**Records for processing**

□ □ □ □ □

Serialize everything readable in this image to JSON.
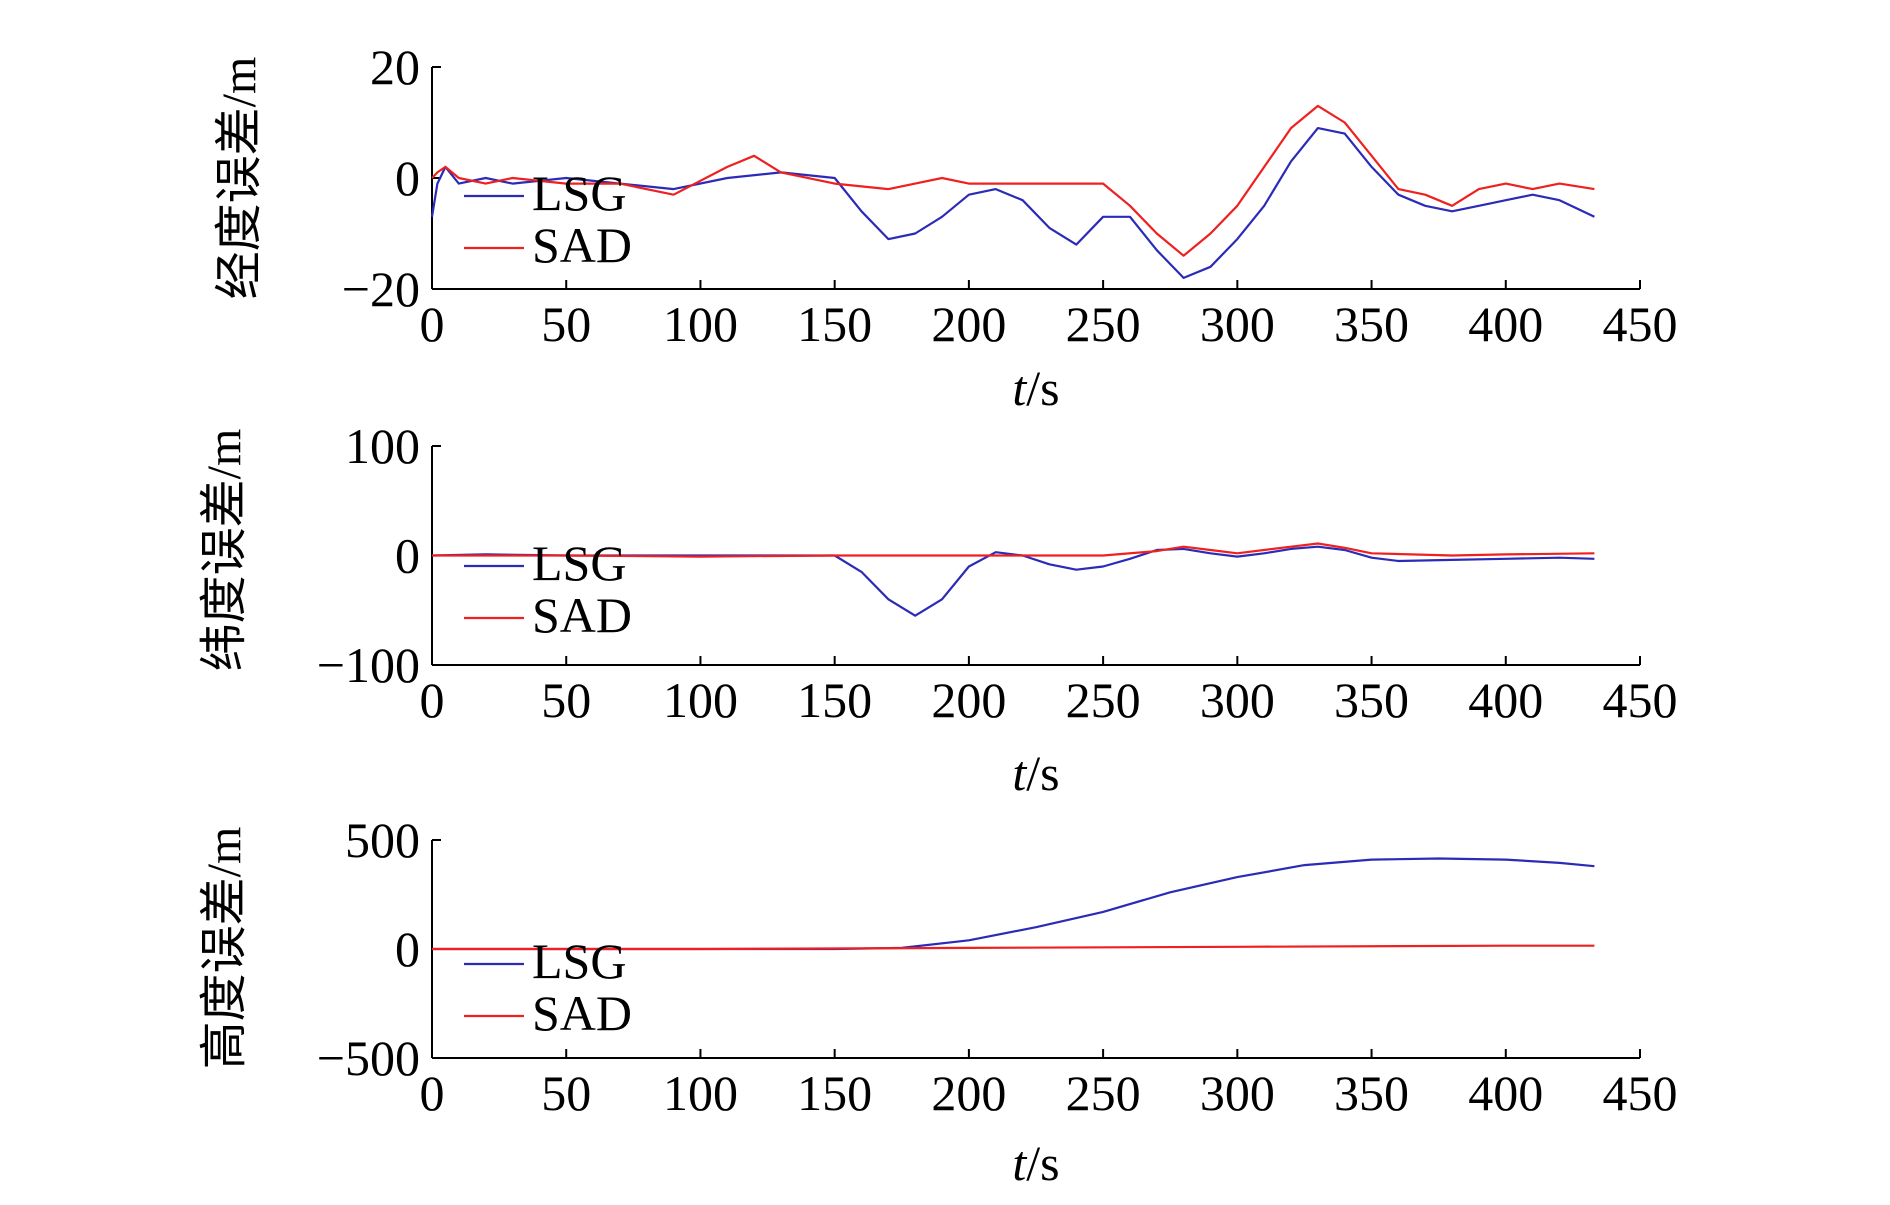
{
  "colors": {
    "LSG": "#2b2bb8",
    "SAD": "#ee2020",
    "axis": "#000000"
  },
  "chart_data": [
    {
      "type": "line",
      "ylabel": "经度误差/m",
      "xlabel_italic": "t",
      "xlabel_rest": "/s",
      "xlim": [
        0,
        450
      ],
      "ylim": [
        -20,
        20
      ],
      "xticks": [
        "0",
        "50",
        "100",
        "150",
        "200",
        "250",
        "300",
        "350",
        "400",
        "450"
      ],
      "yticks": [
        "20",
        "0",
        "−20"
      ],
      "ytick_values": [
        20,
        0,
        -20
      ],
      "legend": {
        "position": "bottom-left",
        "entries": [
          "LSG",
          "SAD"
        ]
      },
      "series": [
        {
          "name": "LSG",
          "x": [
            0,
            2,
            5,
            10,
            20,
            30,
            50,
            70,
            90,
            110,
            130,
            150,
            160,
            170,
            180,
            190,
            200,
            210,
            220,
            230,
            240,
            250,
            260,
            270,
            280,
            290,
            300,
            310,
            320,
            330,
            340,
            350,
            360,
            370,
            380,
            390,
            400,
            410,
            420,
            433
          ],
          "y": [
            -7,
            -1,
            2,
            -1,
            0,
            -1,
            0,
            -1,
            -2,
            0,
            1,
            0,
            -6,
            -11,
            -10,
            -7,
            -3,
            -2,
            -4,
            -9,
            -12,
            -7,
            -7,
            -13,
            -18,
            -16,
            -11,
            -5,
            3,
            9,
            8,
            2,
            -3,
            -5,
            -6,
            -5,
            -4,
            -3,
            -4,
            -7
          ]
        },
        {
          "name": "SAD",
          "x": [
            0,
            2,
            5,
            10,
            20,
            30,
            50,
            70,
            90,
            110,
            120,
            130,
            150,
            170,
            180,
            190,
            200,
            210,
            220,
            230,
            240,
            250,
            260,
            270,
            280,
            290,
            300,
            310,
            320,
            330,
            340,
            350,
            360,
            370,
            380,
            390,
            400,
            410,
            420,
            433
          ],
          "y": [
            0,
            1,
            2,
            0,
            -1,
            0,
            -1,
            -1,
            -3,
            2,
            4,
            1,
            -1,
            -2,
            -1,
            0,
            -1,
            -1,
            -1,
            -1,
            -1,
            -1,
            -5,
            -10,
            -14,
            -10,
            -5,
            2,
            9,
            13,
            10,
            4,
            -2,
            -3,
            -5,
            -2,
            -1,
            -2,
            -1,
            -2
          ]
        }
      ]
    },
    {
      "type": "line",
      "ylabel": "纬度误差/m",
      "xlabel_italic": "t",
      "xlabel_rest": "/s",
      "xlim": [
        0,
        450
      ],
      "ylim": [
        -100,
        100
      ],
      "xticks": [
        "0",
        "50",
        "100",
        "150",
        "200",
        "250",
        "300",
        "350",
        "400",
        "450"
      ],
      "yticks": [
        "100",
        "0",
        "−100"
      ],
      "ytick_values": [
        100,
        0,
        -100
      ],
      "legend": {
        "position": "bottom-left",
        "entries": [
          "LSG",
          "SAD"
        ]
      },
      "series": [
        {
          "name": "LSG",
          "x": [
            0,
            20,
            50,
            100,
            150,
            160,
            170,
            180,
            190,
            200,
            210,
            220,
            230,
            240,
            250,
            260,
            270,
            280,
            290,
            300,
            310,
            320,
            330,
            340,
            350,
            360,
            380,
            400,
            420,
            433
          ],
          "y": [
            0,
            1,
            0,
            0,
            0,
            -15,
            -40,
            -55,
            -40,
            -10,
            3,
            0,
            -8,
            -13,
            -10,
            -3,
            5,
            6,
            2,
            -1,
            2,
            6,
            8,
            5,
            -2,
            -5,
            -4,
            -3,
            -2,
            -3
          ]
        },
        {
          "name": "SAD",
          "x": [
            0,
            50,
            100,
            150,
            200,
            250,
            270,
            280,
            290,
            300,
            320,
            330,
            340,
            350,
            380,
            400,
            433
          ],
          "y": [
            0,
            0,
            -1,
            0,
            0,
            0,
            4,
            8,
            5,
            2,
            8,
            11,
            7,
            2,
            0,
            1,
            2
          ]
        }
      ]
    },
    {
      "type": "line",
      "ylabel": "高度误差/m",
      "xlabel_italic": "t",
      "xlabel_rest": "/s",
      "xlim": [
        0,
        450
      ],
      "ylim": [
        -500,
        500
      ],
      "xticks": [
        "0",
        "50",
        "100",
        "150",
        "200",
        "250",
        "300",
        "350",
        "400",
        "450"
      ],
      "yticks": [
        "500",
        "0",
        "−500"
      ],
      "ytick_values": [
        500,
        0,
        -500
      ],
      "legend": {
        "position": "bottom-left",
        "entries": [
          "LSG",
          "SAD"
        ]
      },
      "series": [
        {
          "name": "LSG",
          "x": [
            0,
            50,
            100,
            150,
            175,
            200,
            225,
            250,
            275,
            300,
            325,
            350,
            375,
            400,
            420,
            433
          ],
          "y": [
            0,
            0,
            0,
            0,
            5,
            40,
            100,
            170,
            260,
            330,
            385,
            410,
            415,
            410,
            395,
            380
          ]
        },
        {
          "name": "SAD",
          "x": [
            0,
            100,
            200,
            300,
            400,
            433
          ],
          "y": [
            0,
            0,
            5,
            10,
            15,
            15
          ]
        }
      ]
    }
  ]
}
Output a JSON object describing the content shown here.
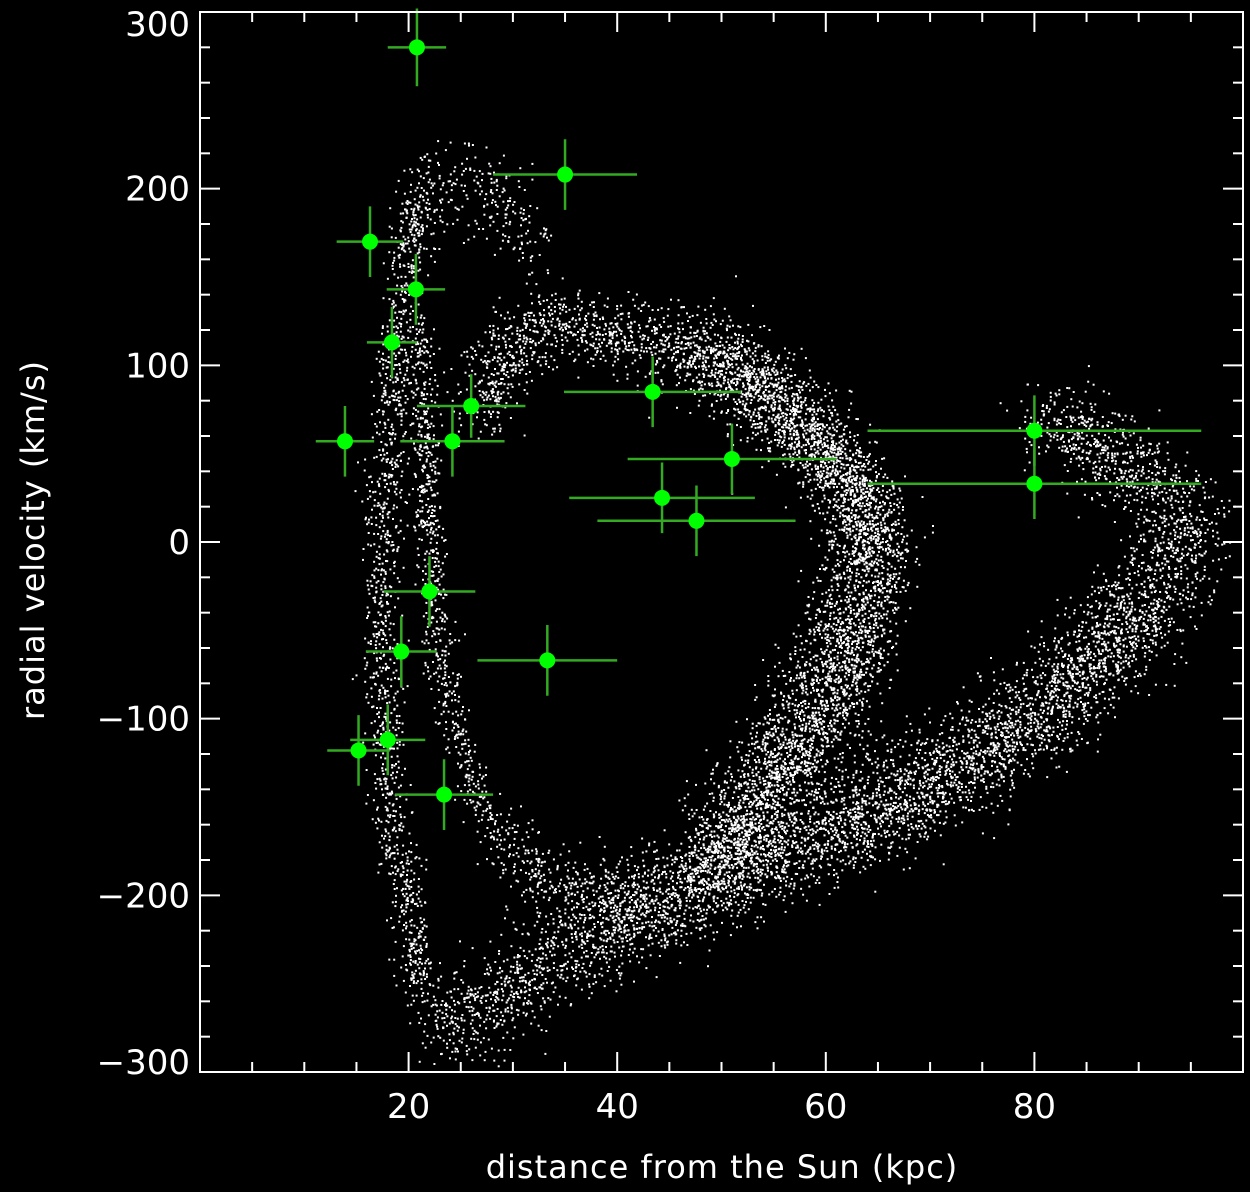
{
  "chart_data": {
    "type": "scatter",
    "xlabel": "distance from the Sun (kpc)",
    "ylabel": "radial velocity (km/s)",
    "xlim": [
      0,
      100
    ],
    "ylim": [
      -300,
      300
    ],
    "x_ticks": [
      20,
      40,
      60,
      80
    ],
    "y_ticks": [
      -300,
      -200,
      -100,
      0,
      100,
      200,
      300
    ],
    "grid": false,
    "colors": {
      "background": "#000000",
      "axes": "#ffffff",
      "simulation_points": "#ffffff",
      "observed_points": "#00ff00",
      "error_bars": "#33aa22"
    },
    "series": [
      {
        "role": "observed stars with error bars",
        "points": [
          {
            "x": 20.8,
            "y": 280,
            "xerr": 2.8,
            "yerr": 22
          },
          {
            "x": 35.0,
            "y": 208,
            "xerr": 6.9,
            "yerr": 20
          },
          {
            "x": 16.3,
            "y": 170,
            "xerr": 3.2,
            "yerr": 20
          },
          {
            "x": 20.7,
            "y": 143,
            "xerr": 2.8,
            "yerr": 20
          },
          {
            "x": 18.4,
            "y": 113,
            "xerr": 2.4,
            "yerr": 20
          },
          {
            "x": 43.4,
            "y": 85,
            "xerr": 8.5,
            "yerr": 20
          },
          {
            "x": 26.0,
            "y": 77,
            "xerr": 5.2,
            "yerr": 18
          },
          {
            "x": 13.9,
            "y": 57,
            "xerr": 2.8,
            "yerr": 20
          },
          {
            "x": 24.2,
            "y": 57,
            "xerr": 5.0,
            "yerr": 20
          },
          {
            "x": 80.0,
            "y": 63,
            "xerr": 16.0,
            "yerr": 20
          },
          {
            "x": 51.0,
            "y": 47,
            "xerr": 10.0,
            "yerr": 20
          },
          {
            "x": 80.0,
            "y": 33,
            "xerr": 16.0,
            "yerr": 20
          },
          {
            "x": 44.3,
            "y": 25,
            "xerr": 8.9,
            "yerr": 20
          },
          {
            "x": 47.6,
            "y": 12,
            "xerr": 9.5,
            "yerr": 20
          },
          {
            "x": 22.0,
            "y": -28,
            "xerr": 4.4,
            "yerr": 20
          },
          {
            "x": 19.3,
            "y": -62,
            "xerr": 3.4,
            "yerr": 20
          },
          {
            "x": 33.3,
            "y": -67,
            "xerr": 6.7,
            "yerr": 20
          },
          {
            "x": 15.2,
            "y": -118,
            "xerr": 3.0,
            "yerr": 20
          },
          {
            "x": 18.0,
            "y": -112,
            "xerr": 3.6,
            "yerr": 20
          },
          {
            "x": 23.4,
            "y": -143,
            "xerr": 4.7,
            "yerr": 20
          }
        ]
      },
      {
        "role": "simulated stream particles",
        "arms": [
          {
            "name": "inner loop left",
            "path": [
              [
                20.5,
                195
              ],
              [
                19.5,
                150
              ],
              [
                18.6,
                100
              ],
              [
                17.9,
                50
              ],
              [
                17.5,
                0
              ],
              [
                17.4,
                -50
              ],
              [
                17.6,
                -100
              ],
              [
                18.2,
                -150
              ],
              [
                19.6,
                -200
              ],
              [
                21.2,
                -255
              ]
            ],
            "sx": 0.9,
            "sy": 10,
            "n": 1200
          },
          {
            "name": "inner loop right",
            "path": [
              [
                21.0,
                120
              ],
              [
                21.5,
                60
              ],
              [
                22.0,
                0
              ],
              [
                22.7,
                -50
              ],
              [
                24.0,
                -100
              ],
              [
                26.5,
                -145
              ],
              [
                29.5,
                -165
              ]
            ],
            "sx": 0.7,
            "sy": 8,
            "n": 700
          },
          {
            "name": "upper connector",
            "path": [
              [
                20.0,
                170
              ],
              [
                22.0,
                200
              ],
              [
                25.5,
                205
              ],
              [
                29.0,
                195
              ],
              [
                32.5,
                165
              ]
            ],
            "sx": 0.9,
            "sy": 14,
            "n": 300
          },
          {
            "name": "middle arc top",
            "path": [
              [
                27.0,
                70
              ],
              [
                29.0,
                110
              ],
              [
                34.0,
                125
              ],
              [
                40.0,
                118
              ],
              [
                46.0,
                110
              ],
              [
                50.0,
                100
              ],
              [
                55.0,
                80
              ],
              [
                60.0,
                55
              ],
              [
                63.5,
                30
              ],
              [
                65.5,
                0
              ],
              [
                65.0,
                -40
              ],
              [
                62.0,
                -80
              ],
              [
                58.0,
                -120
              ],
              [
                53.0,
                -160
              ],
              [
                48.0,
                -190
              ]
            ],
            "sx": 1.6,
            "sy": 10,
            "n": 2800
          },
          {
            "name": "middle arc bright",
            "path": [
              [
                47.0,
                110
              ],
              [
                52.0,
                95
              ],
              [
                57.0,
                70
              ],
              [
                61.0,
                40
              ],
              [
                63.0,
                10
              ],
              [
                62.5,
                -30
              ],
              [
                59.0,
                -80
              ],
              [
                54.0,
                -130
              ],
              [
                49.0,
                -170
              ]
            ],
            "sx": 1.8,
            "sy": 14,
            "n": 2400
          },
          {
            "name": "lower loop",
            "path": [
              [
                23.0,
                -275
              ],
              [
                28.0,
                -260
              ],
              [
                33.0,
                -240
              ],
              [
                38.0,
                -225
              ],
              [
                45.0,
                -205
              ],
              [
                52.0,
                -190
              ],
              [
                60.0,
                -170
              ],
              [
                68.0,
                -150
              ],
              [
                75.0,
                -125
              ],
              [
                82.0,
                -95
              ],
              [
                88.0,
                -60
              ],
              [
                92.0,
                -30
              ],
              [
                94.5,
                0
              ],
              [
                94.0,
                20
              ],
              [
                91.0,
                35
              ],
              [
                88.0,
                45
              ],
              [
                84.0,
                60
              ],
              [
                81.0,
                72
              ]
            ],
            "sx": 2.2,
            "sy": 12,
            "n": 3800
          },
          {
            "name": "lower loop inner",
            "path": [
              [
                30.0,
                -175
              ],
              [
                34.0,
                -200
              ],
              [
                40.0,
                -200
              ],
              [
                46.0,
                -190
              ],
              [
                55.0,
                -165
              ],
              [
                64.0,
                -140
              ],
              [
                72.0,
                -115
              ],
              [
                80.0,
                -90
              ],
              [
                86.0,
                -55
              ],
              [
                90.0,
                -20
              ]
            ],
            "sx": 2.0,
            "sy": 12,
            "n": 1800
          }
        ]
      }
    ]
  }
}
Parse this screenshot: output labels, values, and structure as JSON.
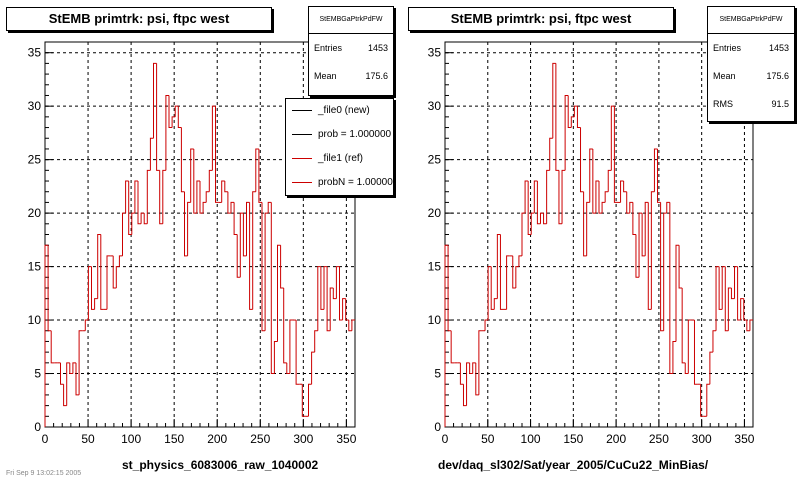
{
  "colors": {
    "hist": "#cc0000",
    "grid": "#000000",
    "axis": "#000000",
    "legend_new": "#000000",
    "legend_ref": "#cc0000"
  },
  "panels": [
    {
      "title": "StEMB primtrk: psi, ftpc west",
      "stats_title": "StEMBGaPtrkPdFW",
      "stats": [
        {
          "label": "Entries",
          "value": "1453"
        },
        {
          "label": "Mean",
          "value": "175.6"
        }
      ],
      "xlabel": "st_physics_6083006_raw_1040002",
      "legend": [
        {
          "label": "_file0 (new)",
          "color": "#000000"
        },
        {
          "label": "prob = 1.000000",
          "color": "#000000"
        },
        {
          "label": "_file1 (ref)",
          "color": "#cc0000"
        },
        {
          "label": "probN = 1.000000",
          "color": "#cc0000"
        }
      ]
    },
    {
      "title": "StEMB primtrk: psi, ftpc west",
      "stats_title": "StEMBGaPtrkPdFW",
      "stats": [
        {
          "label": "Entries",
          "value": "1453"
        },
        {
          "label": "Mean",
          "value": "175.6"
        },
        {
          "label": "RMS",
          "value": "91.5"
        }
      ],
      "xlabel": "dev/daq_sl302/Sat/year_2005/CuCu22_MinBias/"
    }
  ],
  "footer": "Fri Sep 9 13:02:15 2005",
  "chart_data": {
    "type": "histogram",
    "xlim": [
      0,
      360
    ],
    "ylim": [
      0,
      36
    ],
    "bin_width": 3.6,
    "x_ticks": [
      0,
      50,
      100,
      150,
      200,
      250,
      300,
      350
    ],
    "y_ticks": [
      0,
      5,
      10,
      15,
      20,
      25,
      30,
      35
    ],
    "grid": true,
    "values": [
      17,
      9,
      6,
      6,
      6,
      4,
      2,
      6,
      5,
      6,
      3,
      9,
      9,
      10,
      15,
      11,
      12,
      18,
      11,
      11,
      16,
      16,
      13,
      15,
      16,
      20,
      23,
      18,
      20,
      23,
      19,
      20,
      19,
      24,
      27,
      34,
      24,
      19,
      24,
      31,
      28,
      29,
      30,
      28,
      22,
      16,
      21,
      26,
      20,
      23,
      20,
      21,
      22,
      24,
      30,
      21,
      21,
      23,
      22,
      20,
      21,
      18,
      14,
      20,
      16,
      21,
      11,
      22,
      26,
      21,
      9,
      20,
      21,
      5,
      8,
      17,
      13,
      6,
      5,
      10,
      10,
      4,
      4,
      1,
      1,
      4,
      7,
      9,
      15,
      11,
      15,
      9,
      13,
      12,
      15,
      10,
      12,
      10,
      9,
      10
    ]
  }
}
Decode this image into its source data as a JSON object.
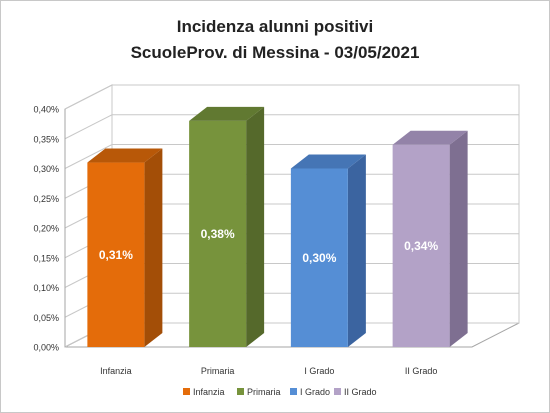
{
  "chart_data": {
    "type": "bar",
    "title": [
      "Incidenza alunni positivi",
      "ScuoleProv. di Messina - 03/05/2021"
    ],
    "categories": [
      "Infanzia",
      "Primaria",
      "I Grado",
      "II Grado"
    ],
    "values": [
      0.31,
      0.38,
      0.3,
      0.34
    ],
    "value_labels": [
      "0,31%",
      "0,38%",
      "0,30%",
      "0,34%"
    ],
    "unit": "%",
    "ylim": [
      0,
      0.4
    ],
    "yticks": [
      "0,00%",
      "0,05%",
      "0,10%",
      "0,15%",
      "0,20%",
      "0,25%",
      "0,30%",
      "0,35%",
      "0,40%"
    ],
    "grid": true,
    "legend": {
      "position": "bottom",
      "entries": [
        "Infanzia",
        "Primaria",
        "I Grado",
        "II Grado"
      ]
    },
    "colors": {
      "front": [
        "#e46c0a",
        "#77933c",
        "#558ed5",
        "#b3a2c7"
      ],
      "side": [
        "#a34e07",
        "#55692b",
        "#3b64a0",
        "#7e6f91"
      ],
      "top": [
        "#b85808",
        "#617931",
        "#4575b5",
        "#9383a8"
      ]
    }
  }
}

□ □ □ □ □

State the count of lines that contain the string "ylabel". Nothing else is needed.

4